*RECORDS FOR THIS EXERCISE*:

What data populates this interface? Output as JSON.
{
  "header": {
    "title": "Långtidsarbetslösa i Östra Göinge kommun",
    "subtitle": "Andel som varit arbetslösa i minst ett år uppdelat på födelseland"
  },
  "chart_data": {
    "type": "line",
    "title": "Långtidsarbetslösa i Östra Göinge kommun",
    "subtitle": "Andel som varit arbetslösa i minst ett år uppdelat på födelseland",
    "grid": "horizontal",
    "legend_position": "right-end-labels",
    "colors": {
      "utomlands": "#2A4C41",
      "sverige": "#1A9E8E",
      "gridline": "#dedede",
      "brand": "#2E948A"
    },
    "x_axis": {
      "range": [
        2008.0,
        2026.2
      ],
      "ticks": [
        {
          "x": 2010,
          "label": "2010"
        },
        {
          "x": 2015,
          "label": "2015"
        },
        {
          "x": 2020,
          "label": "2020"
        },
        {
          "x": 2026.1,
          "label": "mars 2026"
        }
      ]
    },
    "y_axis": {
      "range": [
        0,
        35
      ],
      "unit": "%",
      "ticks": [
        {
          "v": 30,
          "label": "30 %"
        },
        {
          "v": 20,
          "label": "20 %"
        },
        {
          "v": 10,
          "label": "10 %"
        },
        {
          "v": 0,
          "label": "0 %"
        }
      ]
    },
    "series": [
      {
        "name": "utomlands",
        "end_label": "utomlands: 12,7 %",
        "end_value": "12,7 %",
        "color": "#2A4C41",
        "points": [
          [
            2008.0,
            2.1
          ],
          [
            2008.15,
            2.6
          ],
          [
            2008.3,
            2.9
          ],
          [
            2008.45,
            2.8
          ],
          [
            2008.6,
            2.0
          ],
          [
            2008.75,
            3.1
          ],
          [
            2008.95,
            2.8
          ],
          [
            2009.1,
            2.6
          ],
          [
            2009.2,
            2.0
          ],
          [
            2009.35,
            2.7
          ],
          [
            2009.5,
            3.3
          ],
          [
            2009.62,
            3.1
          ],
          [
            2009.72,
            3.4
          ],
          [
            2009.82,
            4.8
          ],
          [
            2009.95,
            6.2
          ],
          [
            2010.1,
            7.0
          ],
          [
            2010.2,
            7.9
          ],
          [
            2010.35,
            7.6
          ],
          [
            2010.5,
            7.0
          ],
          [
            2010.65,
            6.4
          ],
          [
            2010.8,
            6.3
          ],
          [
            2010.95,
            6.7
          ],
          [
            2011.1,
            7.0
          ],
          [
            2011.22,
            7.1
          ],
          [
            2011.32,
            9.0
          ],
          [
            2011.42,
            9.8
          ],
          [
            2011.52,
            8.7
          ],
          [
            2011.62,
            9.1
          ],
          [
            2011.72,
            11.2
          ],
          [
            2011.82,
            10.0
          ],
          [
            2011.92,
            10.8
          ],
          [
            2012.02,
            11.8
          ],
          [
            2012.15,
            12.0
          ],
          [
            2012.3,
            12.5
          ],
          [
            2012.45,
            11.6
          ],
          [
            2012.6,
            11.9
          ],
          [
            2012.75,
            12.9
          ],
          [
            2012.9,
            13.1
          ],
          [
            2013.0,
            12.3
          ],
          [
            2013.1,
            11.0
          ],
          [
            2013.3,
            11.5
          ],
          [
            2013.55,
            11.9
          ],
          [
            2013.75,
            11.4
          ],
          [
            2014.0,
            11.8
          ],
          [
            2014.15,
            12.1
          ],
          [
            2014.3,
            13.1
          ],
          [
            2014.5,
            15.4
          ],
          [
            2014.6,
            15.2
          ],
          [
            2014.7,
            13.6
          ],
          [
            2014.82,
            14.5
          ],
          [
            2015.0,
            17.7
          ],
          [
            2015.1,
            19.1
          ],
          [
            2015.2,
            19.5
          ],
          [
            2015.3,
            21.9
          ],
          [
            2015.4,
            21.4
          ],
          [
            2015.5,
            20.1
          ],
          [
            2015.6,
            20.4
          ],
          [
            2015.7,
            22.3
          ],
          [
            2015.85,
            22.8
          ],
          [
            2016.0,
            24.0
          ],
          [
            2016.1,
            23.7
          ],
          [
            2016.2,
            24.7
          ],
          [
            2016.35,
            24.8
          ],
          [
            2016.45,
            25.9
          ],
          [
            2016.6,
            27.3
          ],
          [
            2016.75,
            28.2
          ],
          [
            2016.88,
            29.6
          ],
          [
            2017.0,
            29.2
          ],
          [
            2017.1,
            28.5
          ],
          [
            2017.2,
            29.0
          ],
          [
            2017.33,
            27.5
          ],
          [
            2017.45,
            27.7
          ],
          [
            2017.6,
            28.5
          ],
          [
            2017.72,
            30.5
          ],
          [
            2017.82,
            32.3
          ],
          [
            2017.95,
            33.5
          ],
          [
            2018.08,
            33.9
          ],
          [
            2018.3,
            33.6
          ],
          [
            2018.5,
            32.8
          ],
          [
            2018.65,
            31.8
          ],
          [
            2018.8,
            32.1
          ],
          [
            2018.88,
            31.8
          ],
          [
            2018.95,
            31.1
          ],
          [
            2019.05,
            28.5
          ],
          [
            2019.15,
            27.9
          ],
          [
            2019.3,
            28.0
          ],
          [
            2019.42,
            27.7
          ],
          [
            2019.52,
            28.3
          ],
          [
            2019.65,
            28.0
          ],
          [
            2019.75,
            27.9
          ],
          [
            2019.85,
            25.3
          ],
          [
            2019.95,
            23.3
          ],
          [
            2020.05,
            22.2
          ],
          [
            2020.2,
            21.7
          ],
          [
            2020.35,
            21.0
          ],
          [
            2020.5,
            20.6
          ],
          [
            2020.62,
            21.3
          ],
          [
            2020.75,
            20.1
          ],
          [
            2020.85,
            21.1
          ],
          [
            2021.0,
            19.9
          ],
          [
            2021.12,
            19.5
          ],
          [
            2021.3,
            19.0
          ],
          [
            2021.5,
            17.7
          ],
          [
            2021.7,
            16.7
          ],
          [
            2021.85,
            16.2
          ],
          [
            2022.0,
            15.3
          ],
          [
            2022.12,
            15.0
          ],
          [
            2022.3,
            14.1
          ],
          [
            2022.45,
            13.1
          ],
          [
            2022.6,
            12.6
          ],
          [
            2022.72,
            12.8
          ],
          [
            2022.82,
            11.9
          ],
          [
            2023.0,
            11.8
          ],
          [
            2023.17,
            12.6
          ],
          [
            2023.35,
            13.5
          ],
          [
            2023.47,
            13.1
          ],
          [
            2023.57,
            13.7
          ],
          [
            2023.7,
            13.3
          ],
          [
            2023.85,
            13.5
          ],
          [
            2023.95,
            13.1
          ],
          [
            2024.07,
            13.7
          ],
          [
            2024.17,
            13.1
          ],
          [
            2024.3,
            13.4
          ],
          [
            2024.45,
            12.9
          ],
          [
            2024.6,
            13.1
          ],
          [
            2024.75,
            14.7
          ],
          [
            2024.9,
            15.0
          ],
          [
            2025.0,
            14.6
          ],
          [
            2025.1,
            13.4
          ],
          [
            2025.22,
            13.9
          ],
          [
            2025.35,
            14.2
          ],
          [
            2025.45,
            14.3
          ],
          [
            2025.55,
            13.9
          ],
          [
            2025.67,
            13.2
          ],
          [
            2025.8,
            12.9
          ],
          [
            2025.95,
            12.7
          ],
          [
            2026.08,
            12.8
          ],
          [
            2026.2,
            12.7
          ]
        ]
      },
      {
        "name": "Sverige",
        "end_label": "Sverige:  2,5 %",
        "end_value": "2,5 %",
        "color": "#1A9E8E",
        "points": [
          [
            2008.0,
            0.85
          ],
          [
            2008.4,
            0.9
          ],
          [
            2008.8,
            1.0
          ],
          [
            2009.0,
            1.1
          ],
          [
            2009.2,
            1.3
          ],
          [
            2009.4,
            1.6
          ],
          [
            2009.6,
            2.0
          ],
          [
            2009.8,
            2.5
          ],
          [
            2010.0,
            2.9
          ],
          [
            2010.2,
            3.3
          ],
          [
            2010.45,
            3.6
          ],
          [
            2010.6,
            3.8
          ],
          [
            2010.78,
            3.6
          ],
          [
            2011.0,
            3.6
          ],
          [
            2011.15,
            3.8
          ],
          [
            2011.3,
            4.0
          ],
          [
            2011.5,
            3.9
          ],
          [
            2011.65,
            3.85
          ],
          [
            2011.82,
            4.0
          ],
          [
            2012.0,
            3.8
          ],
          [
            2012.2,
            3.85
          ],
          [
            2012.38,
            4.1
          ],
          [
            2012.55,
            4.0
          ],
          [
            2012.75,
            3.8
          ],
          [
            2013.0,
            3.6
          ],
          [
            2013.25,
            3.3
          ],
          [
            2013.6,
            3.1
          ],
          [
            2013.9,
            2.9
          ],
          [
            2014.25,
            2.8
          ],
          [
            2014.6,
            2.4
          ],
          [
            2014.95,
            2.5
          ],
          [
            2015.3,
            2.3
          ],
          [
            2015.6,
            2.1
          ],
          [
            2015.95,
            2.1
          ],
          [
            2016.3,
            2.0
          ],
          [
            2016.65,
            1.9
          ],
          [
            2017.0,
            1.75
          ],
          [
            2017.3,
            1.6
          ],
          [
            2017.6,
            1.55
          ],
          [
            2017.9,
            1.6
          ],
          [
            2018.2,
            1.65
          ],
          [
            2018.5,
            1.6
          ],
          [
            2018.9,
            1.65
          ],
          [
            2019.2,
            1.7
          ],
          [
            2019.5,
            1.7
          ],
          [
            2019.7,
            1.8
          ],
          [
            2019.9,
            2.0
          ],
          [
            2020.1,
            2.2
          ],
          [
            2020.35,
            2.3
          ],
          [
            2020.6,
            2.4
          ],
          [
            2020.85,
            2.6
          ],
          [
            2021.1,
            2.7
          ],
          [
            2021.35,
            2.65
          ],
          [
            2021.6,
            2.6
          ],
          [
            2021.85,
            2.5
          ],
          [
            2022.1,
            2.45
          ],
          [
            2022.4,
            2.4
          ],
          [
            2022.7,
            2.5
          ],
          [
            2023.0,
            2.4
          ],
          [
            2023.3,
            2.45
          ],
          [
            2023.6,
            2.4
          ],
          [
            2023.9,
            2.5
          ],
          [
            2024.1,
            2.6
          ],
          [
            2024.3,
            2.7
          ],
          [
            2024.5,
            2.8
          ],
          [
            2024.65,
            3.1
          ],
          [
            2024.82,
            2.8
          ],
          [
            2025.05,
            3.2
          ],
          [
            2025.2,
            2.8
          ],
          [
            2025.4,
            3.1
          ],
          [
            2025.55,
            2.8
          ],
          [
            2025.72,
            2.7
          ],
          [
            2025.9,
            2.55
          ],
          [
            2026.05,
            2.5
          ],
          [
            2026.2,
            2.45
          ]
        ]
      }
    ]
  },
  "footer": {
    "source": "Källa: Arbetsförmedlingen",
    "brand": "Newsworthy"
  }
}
...
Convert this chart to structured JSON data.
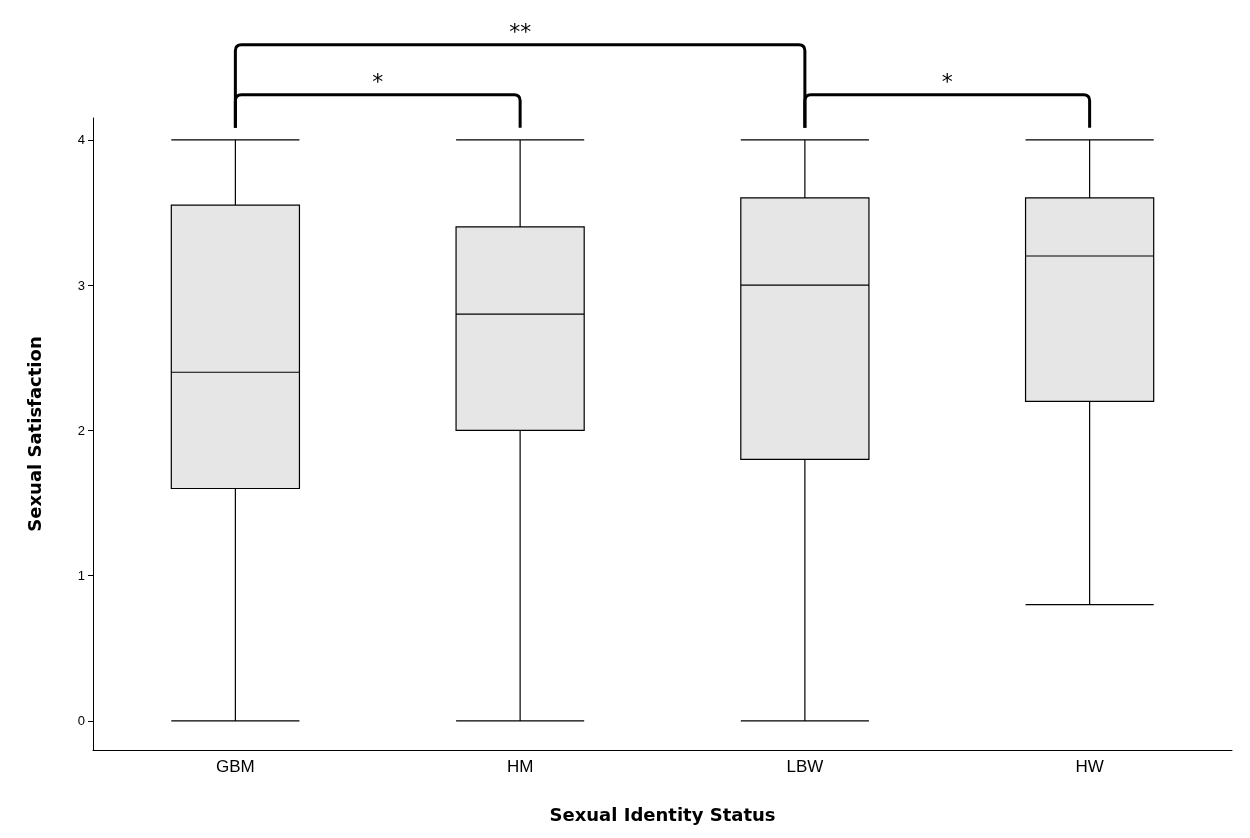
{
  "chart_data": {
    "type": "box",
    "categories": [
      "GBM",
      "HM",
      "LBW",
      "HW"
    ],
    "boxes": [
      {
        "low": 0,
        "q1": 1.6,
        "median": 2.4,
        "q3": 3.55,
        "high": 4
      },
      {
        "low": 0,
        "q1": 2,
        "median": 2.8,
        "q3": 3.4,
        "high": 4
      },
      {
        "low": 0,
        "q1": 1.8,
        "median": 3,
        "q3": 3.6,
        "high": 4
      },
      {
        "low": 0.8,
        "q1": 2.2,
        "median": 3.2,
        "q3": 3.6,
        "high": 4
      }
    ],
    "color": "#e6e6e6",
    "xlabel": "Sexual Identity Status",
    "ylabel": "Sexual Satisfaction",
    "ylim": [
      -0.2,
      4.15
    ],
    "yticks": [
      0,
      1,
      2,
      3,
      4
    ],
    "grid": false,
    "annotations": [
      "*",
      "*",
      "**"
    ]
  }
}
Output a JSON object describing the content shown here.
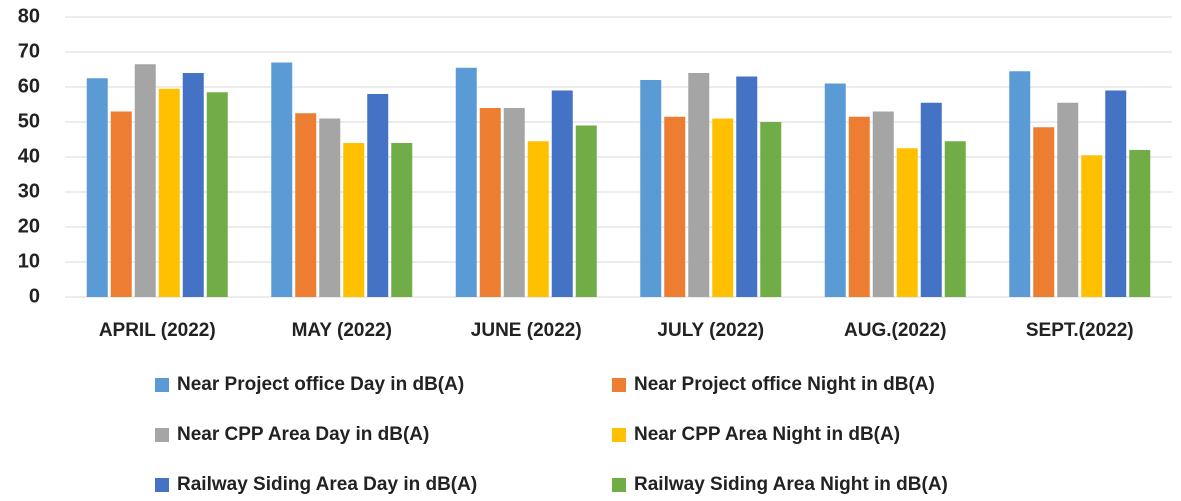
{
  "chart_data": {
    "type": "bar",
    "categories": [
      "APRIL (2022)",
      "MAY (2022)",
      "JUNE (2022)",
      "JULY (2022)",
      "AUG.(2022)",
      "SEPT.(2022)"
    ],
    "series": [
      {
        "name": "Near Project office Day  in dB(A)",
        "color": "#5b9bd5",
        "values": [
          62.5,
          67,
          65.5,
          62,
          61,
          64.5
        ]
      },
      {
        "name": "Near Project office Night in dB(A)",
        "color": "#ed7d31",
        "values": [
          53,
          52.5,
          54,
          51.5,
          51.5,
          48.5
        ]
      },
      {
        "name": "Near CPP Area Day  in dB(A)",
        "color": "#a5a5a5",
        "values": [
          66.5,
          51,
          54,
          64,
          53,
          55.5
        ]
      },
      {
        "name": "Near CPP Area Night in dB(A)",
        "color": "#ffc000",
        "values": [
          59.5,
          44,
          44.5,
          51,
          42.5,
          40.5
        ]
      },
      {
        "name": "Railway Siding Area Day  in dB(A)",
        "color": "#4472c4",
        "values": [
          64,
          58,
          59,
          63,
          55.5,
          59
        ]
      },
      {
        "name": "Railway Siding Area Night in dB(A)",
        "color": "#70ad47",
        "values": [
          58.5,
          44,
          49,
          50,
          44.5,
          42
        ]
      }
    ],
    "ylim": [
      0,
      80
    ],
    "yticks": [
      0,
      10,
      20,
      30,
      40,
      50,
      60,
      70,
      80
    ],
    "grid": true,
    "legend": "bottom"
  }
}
...
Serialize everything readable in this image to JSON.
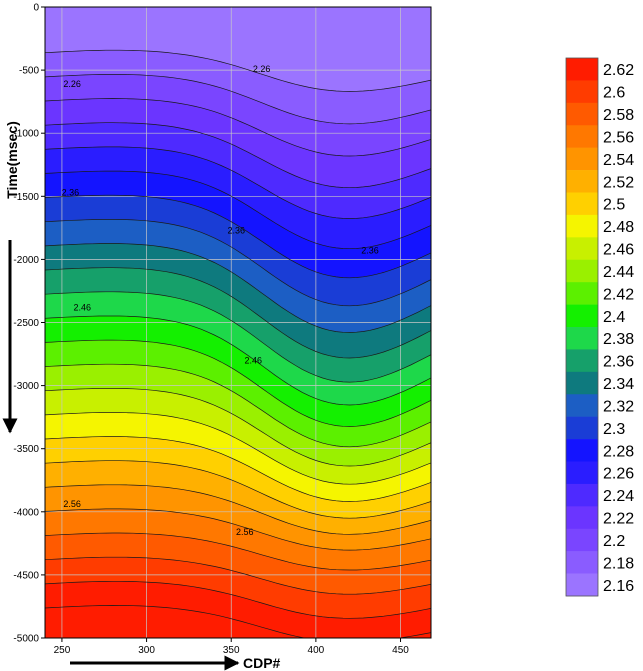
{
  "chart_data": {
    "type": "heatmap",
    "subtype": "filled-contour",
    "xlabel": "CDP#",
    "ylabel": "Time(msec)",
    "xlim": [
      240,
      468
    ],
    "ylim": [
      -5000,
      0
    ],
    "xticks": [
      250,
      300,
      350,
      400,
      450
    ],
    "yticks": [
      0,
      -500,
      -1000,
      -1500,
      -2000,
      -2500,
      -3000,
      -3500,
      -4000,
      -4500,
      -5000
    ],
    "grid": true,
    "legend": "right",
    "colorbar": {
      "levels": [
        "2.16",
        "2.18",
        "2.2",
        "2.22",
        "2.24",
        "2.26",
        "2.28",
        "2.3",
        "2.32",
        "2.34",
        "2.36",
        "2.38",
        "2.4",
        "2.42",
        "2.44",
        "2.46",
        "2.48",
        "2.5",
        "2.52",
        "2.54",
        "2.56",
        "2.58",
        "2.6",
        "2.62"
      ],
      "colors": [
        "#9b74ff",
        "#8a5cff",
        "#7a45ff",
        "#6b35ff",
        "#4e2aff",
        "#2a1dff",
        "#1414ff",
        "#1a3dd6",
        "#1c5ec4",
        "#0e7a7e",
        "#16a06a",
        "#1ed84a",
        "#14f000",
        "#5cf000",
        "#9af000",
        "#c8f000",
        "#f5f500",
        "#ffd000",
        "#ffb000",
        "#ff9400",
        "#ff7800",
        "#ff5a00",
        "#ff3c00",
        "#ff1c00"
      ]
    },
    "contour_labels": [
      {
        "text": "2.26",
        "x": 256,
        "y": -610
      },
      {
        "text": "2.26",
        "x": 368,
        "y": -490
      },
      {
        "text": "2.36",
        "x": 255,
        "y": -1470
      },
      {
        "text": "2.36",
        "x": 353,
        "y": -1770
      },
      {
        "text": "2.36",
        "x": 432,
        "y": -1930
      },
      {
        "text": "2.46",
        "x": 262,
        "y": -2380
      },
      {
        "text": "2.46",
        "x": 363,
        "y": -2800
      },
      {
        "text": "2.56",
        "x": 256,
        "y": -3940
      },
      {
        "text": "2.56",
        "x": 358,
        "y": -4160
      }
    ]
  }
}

*WHAT YOU SHOULD DO*: Track down all lines above with the string "utomlands" and copy them.

*WRITTEN SOLUTION*:
      "utomlands": "#2A4C41",
        "name": "utomlands",
        "end_label": "utomlands: 12,7 %",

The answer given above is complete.